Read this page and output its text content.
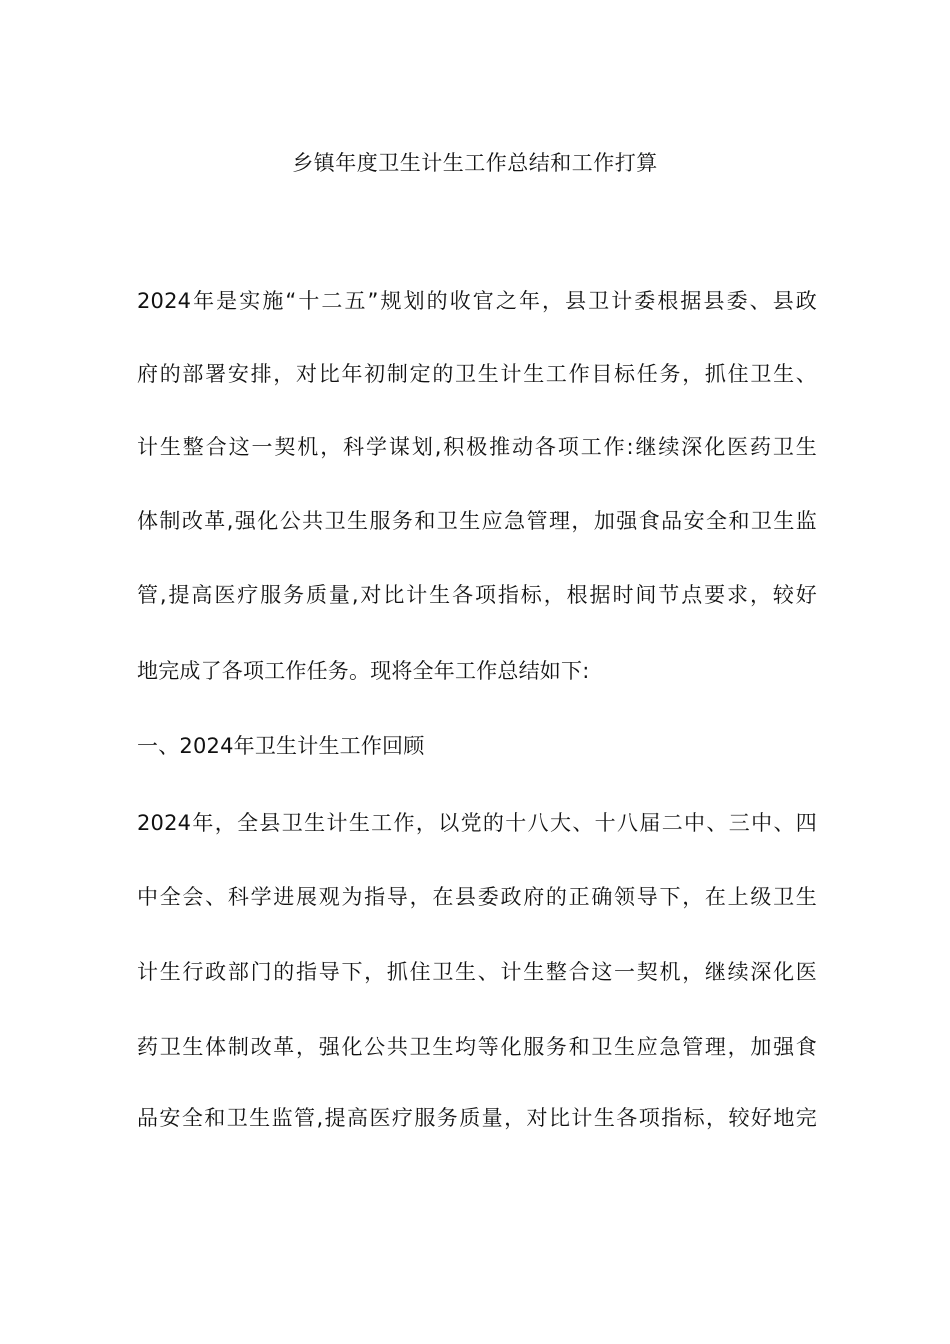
乡镇年度卫生计生工作总结和工作打算

2024年是实施“十二五”规划的收官之年，县卫计委根据县委、县政

府的部署安排，对比年初制定的卫生计生工作目标任务，抓住卫生、

计生整合这一契机，科学谋划,积极推动各项工作:继续深化医药卫生

体制改革,强化公共卫生服务和卫生应急管理，加强食品安全和卫生监

管,提高医疗服务质量,对比计生各项指标，根据时间节点要求，较好

地完成了各项工作任务。现将全年工作总结如下:

一、2024年卫生计生工作回顾

2024年，全县卫生计生工作，以党的十八大、十八届二中、三中、四

中全会、科学进展观为指导，在县委政府的正确领导下，在上级卫生

计生行政部门的指导下，抓住卫生、计生整合这一契机，继续深化医

药卫生体制改革，强化公共卫生均等化服务和卫生应急管理，加强食

品安全和卫生监管,提高医疗服务质量，对比计生各项指标，较好地完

################

What is the number of lines in these records that contain "对比计生各项指标"? Reply with the number only.

2